— START Exercise materials —

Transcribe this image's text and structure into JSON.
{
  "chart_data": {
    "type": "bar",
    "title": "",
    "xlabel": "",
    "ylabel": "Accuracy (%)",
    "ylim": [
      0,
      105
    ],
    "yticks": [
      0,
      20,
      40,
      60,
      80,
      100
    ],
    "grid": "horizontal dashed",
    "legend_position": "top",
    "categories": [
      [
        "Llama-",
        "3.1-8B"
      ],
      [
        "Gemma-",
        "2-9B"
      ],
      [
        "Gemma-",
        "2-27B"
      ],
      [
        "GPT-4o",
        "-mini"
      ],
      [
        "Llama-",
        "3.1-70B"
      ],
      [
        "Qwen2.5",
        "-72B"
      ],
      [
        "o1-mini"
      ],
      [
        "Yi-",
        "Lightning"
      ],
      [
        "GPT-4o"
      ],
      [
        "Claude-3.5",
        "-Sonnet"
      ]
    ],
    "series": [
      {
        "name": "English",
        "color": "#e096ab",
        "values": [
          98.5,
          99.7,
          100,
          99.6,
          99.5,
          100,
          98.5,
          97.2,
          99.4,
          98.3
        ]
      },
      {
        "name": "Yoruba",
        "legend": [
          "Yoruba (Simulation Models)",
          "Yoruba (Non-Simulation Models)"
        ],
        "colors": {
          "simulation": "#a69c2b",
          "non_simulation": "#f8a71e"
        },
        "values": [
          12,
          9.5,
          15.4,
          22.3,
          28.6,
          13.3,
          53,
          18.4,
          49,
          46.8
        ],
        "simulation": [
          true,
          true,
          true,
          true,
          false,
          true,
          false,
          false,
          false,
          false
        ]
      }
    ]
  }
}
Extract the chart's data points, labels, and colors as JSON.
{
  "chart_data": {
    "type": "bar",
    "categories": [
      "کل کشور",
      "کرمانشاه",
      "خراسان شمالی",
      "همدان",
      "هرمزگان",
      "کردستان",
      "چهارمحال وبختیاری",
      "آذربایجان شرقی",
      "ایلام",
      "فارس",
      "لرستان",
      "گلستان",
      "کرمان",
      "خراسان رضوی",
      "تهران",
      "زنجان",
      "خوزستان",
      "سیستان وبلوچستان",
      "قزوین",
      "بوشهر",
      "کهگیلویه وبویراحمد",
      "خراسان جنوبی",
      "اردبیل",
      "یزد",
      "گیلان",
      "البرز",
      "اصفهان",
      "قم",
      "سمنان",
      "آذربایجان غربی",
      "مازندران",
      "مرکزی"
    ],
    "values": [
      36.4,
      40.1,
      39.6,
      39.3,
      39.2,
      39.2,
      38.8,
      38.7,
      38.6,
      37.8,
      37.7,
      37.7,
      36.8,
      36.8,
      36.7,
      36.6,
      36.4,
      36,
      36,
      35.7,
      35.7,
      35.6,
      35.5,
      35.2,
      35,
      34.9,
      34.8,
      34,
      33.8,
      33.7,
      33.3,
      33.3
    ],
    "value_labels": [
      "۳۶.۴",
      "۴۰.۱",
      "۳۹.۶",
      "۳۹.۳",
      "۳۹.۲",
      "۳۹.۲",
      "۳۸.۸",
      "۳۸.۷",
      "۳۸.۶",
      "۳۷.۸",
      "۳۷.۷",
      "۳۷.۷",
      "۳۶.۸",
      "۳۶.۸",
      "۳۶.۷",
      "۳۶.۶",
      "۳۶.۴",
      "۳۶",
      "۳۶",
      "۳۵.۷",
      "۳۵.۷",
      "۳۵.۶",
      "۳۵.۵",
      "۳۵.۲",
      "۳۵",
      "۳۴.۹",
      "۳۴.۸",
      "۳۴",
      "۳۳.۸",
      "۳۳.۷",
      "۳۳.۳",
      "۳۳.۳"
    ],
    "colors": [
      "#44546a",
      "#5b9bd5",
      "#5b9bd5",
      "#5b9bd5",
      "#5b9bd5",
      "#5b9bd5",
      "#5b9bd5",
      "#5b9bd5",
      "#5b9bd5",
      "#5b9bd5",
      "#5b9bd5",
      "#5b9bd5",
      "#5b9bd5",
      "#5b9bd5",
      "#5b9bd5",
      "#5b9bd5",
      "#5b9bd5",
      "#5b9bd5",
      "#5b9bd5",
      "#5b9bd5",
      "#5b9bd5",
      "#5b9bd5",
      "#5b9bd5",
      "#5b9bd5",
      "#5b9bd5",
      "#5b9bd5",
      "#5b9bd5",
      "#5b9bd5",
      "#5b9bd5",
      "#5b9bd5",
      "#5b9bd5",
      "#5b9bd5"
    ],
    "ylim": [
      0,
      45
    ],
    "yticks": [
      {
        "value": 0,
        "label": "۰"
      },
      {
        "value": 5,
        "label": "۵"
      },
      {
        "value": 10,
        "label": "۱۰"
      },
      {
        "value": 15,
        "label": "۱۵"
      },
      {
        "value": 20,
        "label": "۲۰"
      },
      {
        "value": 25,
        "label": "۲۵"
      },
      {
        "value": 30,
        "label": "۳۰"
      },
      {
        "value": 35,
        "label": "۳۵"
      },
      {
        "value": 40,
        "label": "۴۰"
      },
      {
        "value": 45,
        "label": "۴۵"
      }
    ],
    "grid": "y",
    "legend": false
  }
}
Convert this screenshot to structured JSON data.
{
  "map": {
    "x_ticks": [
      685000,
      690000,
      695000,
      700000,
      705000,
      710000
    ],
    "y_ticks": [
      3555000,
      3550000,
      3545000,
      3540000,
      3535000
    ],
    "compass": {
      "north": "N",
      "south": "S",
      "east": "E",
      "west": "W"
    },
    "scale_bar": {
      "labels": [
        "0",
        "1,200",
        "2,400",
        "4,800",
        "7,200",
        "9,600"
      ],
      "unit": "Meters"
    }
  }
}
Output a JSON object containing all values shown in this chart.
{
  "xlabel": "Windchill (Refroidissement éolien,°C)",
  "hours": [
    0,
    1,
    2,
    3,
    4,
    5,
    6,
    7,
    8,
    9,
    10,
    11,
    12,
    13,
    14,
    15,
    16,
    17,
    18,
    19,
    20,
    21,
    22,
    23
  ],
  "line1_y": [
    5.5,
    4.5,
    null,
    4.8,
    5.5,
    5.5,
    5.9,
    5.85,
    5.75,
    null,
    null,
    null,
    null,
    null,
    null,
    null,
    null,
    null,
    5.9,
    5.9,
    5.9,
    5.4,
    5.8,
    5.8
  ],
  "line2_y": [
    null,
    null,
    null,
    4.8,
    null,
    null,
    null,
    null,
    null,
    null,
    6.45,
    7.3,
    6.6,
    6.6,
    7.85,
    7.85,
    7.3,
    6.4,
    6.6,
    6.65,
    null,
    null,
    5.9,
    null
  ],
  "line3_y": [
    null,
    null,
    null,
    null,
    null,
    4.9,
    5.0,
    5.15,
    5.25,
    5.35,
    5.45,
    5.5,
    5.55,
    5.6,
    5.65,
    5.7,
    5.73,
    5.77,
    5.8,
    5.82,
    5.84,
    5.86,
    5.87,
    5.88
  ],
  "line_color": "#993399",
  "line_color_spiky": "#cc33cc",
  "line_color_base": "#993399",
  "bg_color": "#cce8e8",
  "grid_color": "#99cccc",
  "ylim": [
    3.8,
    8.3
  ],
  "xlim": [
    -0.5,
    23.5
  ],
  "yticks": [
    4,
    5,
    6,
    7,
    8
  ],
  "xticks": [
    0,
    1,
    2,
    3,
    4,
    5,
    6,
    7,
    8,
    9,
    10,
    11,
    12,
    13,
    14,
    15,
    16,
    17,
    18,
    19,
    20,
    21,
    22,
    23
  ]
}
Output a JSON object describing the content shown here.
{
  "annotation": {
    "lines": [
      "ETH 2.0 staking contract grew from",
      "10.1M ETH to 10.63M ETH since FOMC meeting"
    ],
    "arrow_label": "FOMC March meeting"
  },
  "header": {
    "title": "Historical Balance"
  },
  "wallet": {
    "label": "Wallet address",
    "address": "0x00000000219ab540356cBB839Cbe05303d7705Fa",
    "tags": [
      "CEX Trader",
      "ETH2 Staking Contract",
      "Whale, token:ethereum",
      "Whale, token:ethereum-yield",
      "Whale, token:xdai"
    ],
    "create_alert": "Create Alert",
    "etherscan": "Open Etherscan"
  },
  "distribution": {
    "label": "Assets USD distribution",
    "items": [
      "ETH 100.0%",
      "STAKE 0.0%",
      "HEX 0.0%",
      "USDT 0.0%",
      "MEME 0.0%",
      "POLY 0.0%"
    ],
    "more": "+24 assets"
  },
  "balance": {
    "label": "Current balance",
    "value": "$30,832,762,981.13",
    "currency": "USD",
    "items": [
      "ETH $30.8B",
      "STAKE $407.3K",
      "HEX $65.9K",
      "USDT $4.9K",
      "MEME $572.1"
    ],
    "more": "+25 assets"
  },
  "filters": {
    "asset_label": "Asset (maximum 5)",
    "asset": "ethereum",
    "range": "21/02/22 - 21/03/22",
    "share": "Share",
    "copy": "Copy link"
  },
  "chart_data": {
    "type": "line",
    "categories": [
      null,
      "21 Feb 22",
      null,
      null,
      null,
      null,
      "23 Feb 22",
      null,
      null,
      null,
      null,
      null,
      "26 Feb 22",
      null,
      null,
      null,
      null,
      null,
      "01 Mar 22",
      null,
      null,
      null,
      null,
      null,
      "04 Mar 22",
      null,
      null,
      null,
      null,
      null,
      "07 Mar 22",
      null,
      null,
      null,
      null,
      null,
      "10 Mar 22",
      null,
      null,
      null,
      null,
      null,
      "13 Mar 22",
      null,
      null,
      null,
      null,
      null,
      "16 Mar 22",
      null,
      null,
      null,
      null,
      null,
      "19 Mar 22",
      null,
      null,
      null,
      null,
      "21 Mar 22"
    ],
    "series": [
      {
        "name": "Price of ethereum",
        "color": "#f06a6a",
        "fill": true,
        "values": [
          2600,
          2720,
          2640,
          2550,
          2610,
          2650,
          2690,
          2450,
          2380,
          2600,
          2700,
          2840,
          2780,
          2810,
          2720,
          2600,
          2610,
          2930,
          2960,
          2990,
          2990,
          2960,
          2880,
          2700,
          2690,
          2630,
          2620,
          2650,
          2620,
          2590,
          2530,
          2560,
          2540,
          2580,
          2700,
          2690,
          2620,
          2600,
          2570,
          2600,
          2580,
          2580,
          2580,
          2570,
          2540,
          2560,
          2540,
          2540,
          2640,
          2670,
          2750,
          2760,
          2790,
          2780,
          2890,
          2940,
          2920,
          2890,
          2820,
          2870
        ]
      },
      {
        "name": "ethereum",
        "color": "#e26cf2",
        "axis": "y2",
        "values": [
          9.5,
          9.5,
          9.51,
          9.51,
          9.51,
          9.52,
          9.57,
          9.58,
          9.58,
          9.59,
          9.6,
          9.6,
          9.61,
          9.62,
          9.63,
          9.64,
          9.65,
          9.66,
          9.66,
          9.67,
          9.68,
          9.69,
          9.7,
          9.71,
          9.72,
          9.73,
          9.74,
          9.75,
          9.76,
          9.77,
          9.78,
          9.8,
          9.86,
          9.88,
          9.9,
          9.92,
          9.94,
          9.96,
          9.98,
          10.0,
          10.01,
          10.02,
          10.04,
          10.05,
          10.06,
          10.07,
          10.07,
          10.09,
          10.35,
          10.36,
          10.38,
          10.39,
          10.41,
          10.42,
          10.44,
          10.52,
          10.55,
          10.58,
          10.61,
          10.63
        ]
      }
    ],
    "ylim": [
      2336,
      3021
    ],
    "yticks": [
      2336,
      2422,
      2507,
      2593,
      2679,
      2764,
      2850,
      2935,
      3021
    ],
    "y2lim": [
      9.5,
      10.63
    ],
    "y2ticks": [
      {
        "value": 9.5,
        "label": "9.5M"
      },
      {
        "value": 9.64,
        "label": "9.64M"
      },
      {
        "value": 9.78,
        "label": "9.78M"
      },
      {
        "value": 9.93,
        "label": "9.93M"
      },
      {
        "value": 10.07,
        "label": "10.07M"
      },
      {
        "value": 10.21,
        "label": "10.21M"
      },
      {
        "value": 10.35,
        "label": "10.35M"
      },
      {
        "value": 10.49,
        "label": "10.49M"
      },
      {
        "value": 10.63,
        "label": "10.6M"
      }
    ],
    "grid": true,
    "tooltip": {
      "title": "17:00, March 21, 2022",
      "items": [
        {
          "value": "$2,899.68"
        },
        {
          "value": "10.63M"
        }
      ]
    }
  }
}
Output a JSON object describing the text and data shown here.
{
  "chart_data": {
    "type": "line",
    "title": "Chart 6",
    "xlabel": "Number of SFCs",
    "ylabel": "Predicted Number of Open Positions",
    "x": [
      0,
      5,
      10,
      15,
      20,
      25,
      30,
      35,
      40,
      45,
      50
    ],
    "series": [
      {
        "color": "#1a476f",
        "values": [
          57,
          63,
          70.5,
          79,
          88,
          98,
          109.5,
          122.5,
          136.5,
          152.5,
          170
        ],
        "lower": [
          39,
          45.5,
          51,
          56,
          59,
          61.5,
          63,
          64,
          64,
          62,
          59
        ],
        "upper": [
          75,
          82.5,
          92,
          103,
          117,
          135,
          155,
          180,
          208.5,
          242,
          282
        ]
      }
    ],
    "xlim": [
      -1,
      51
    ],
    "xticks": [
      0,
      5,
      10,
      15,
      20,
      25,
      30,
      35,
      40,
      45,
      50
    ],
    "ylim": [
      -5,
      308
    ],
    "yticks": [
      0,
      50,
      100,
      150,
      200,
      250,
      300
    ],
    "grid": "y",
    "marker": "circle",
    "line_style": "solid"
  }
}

— END Exercise materials —

Work out the number of lines above that include the string "colors" and write only that number.

3